▸ **Aim of the exercise**
Nothing may be dropped or altered: reproduce all the data.

Dataset entries on figures:
-------------------------

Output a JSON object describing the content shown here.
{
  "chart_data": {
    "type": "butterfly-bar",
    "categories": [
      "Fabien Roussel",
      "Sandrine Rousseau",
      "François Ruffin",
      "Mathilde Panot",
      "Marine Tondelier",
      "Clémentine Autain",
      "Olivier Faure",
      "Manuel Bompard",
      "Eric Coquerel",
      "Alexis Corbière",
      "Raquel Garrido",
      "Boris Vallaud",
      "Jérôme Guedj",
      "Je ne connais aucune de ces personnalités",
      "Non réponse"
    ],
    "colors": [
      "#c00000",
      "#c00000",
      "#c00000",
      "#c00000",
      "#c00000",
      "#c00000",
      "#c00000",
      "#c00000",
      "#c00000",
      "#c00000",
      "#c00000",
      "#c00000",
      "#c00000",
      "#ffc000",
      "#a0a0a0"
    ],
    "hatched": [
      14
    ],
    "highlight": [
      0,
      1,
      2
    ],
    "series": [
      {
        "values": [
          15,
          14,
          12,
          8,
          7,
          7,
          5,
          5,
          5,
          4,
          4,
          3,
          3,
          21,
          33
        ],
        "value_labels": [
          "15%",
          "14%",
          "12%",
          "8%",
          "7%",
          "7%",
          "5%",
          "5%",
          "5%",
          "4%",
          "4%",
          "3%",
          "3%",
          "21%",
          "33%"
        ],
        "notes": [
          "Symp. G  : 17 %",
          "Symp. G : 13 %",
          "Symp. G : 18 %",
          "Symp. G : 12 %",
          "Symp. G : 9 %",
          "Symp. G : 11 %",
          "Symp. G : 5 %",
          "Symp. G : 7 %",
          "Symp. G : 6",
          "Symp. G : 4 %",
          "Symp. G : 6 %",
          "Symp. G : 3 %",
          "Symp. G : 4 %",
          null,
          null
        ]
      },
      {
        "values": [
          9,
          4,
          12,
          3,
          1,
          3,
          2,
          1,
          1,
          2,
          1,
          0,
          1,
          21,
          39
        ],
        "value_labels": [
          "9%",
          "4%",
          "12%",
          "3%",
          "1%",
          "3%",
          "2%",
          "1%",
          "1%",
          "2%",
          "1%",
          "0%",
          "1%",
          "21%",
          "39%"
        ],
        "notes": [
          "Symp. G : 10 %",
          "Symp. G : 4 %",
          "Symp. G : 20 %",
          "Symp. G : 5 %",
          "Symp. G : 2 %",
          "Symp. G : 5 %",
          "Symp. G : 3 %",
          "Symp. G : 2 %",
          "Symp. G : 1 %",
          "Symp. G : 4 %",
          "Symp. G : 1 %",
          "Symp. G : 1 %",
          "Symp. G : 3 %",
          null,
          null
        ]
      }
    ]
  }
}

-------------------------

▸ **Result of this task**
Output a JSON object describing the content shown here.
{
  "chart_data": {
    "type": "butterfly-bar",
    "categories": [
      "Fabien Roussel",
      "Sandrine Rousseau",
      "François Ruffin",
      "Mathilde Panot",
      "Marine Tondelier",
      "Clémentine Autain",
      "Olivier Faure",
      "Manuel Bompard",
      "Eric Coquerel",
      "Alexis Corbière",
      "Raquel Garrido",
      "Boris Vallaud",
      "Jérôme Guedj",
      "Je ne connais aucune de ces personnalités",
      "Non réponse"
    ],
    "colors": [
      "#c00000",
      "#c00000",
      "#c00000",
      "#c00000",
      "#c00000",
      "#c00000",
      "#c00000",
      "#c00000",
      "#c00000",
      "#c00000",
      "#c00000",
      "#c00000",
      "#c00000",
      "#ffc000",
      "#a0a0a0"
    ],
    "hatched": [
      14
    ],
    "highlight": [
      0,
      1,
      2
    ],
    "series": [
      {
        "values": [
          15,
          14,
          12,
          8,
          7,
          7,
          5,
          5,
          5,
          4,
          4,
          3,
          3,
          21,
          33
        ],
        "value_labels": [
          "15%",
          "14%",
          "12%",
          "8%",
          "7%",
          "7%",
          "5%",
          "5%",
          "5%",
          "4%",
          "4%",
          "3%",
          "3%",
          "21%",
          "33%"
        ],
        "notes": [
          "Symp. G  : 17 %",
          "Symp. G : 13 %",
          "Symp. G : 18 %",
          "Symp. G : 12 %",
          "Symp. G : 9 %",
          "Symp. G : 11 %",
          "Symp. G : 5 %",
          "Symp. G : 7 %",
          "Symp. G : 6",
          "Symp. G : 4 %",
          "Symp. G : 6 %",
          "Symp. G : 3 %",
          "Symp. G : 4 %",
          null,
          null
        ]
      },
      {
        "values": [
          9,
          4,
          12,
          3,
          1,
          3,
          2,
          1,
          1,
          2,
          1,
          0,
          1,
          21,
          39
        ],
        "value_labels": [
          "9%",
          "4%",
          "12%",
          "3%",
          "1%",
          "3%",
          "2%",
          "1%",
          "1%",
          "2%",
          "1%",
          "0%",
          "1%",
          "21%",
          "39%"
        ],
        "notes": [
          "Symp. G : 10 %",
          "Symp. G : 4 %",
          "Symp. G : 20 %",
          "Symp. G : 5 %",
          "Symp. G : 2 %",
          "Symp. G : 5 %",
          "Symp. G : 3 %",
          "Symp. G : 2 %",
          "Symp. G : 1 %",
          "Symp. G : 4 %",
          "Symp. G : 1 %",
          "Symp. G : 1 %",
          "Symp. G : 3 %",
          null,
          null
        ]
      }
    ]
  }
}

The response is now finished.